Extracted records:
****************************************

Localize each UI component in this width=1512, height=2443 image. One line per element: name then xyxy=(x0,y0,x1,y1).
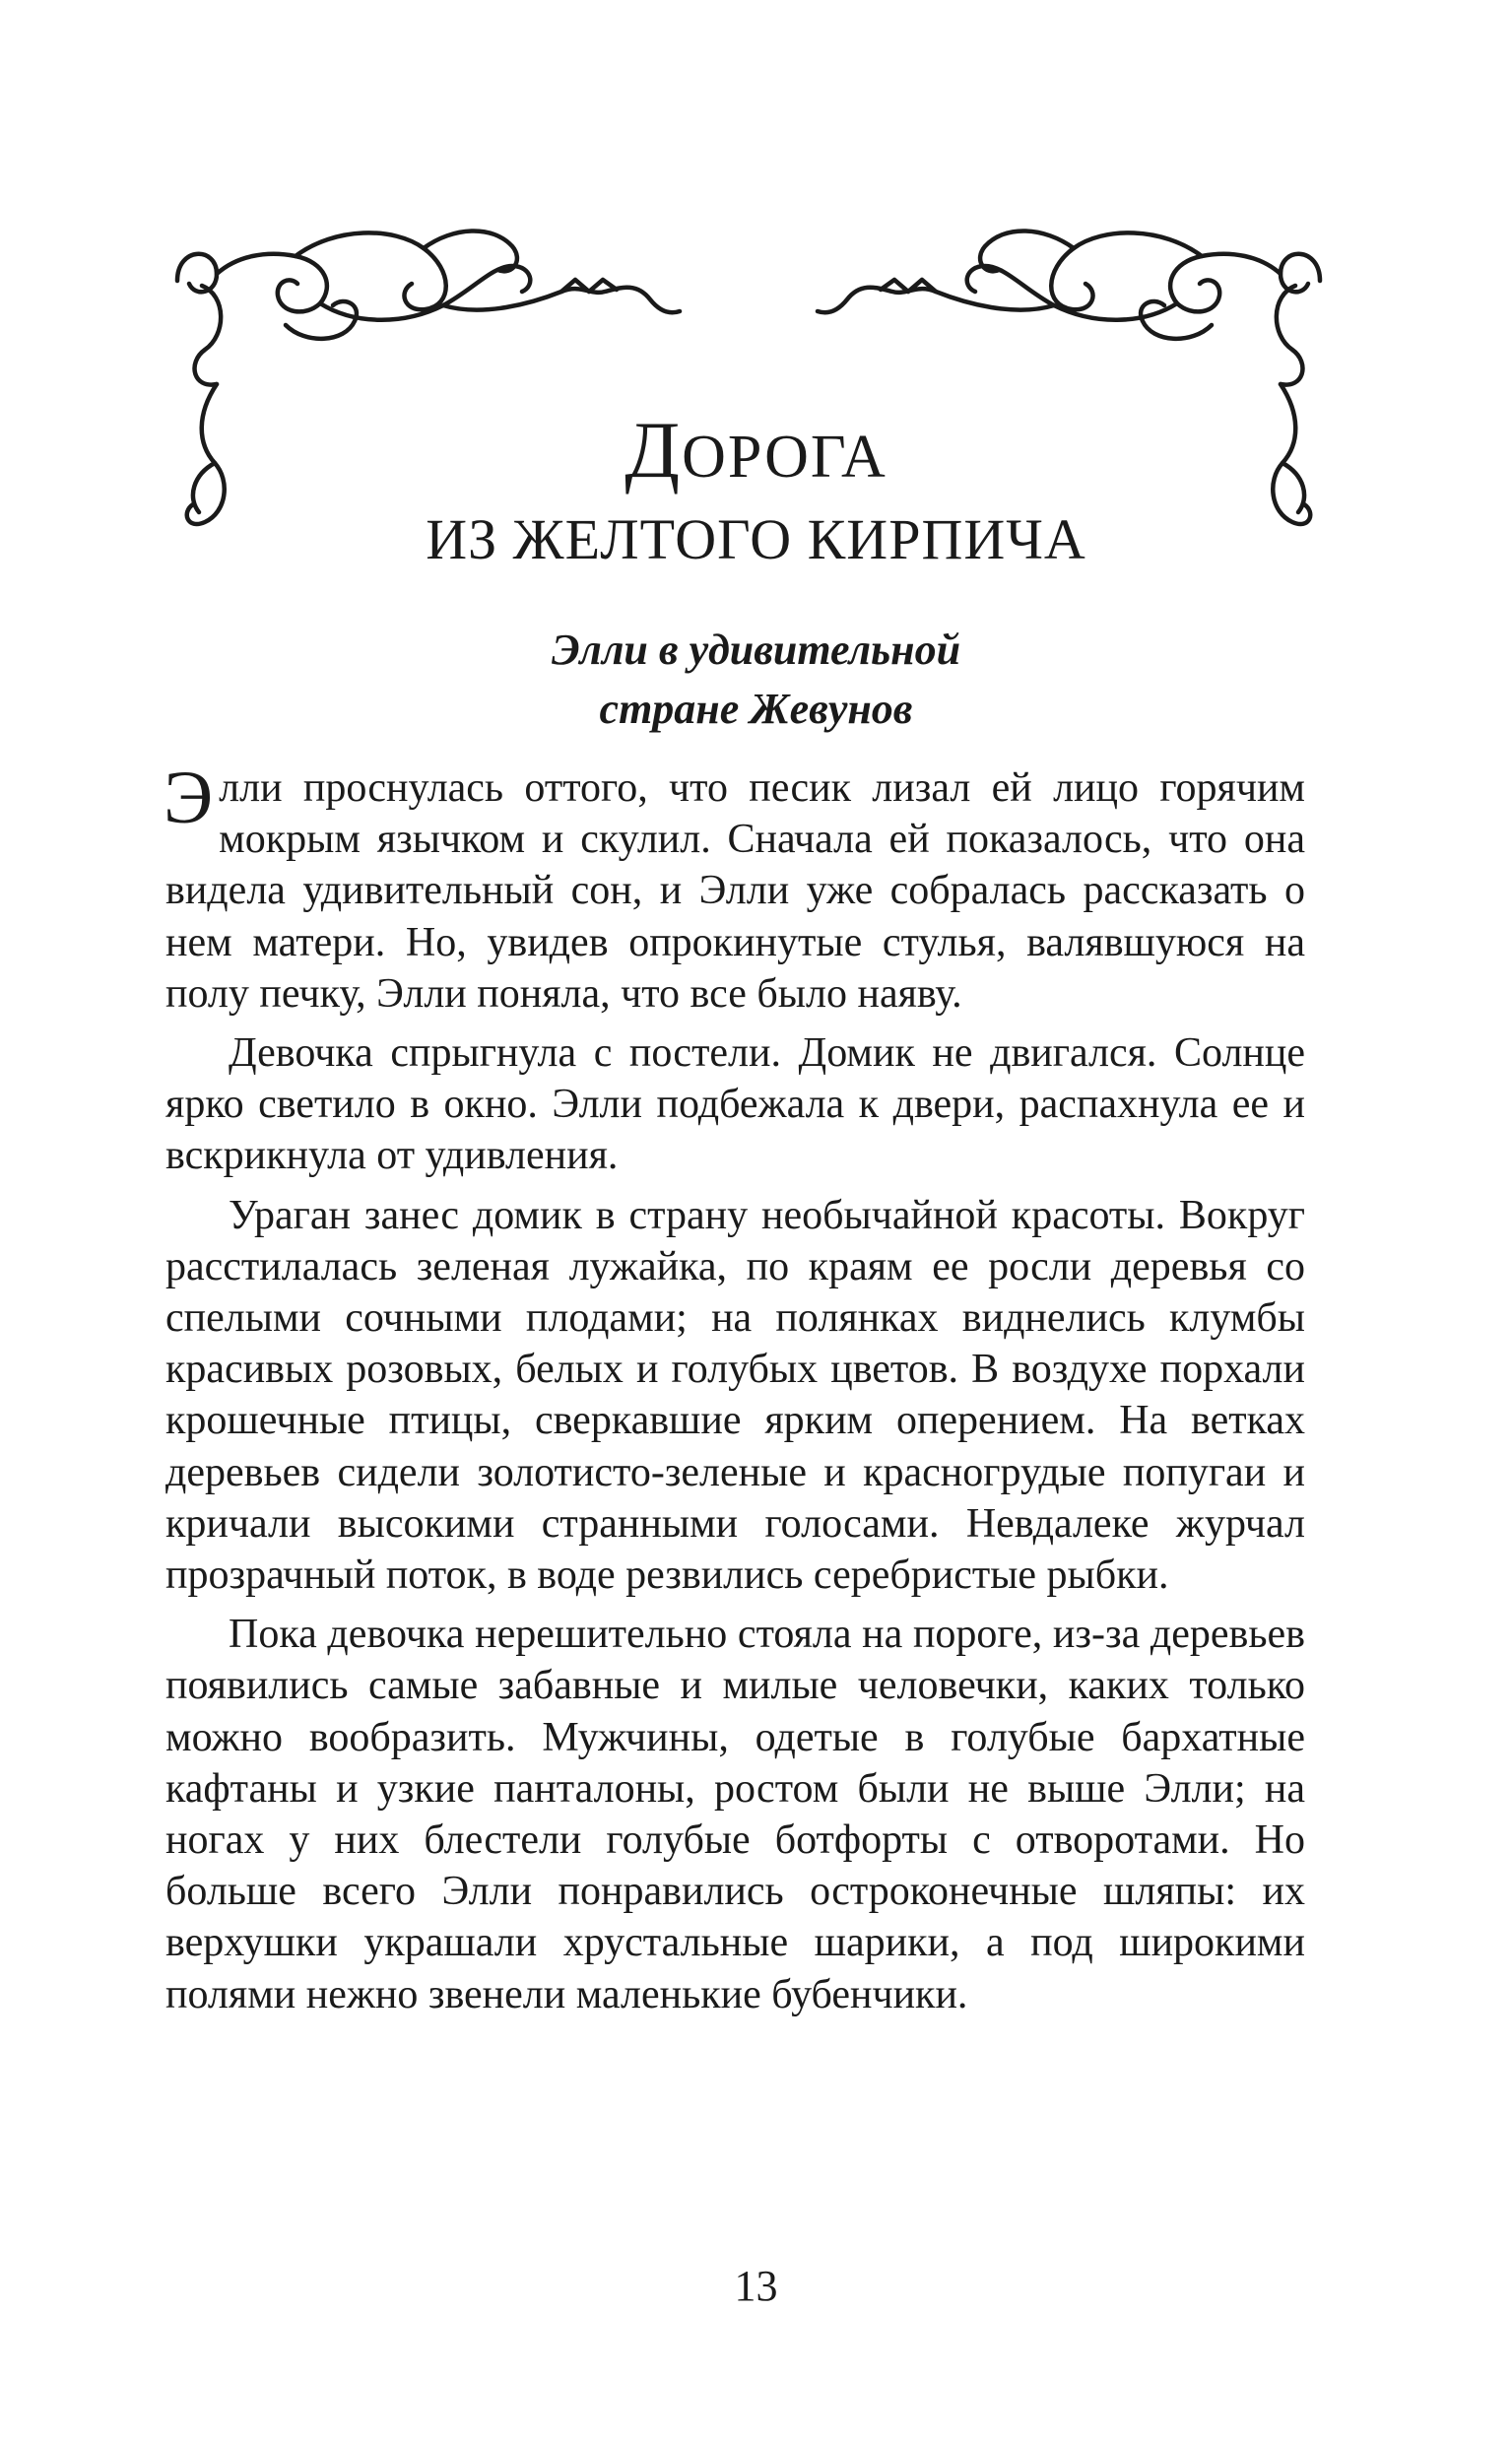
chapter-title-line2: ИЗ ЖЕЛТОГО КИРПИЧА xyxy=(426,507,1086,571)
chapter-title-rest: ОРОГА xyxy=(682,424,887,491)
paragraph-1-text: лли проснулась оттого, что песик лизал ей лицо горячим мокрым язычком и скулил. Сначала ей показалось, что она видела удивительный сон, и Элли уже собралась рассказать о нем матери. Но, увидев опрокинутые стулья, валявшуюся на полу печку, Элли поняла, что все было наяву. xyxy=(165,765,1305,1017)
chapter-title xyxy=(0,405,1512,581)
section-subtitle xyxy=(0,621,1512,739)
paragraph-2: Девочка спрыгнула с постели. Домик не двигался. Солнце ярко светило в окно. Элли подбежала к двери, распахнула ее и вскрикнула от удивления. xyxy=(165,1030,1305,1179)
page-number: 13 xyxy=(734,2262,778,2310)
chapter-title-cap: Д xyxy=(625,405,683,495)
subtitle-line2: стране Жевунов xyxy=(599,685,913,733)
chapter-title-line1 xyxy=(0,405,1512,498)
body-text xyxy=(164,757,1305,2028)
paragraph-4: Пока девочка нерешительно стояла на пороге, из-за деревьев появились самые забавные и милые человечки, каких только можно вообразить. Мужчины, одетые в голубые бархатные кафтаны и узкие панталоны, ростом были не выше Элли; на ногах у них блестели голубые ботфорты с отворотами. Но больше всего Элли понравились остроконечные шляпы: их верхушки украшали хрустальные шарики, а под широкими полями нежно звенели маленькие бубенчики. xyxy=(165,1612,1305,2017)
subtitle-line1: Элли в удивительной xyxy=(551,626,961,674)
drop-cap: Э xyxy=(164,757,214,839)
paragraph-3: Ураган занес домик в страну необычайной красоты. Вокруг расстилалась зеленая лужайка, по краям ее росли деревья со спелыми сочными плодами; на полянках виднелись клумбы красивых розовых, белых и голубых цветов. В воздухе порхали крошечные птицы, сверкавшие ярким оперением. На ветках деревьев сидели золотисто-зеленые и красногрудые попугаи и кричали высокими странными голосами. Невдалеке журчал прозрачный поток, в воде резвились серебристые рыбки. xyxy=(165,1192,1305,1599)
paragraph-1 xyxy=(164,757,1305,1020)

****************************************

AIM OF THE EXERCISE: Please write out every line of the records above word for word, leaving out the pictures.

THE RESULT:
Localize each UI component in this width=1512, height=2443 image. One line per element: name then xyxy=(x0,y0,x1,y1).
chapter-title-line2: ИЗ ЖЕЛТОГО КИРПИЧА xyxy=(426,507,1086,571)
chapter-title-rest: ОРОГА xyxy=(682,424,887,491)
paragraph-1-text: лли проснулась оттого, что песик лизал ей лицо горячим мокрым язычком и скулил. Сначала ей показалось, что она видела удивительный сон, и Элли уже собралась рассказать о нем матери. Но, увидев опрокинутые стулья, валявшуюся на полу печку, Элли поняла, что все было наяву. xyxy=(165,765,1305,1017)
chapter-title xyxy=(0,405,1512,581)
section-subtitle xyxy=(0,621,1512,739)
paragraph-2: Девочка спрыгнула с постели. Домик не двигался. Солнце ярко светило в окно. Элли подбежала к двери, распахнула ее и вскрикнула от удивления. xyxy=(165,1030,1305,1179)
page-number: 13 xyxy=(734,2262,778,2310)
chapter-title-cap: Д xyxy=(625,405,683,495)
subtitle-line2: стране Жевунов xyxy=(599,685,913,733)
chapter-title-line1 xyxy=(0,405,1512,498)
body-text xyxy=(164,757,1305,2028)
paragraph-4: Пока девочка нерешительно стояла на пороге, из-за деревьев появились самые забавные и милые человечки, каких только можно вообразить. Мужчины, одетые в голубые бархатные кафтаны и узкие панталоны, ростом были не выше Элли; на ногах у них блестели голубые ботфорты с отворотами. Но больше всего Элли понравились остроконечные шляпы: их верхушки украшали хрустальные шарики, а под широкими полями нежно звенели маленькие бубенчики. xyxy=(165,1612,1305,2017)
subtitle-line1: Элли в удивительной xyxy=(551,626,961,674)
drop-cap: Э xyxy=(164,757,214,839)
paragraph-3: Ураган занес домик в страну необычайной красоты. Вокруг расстилалась зеленая лужайка, по краям ее росли деревья со спелыми сочными плодами; на полянках виднелись клумбы красивых розовых, белых и голубых цветов. В воздухе порхали крошечные птицы, сверкавшие ярким оперением. На ветках деревьев сидели золотисто-зеленые и красногрудые попугаи и кричали высокими странными голосами. Невдалеке журчал прозрачный поток, в воде резвились серебристые рыбки. xyxy=(165,1192,1305,1599)
paragraph-1 xyxy=(164,757,1305,1020)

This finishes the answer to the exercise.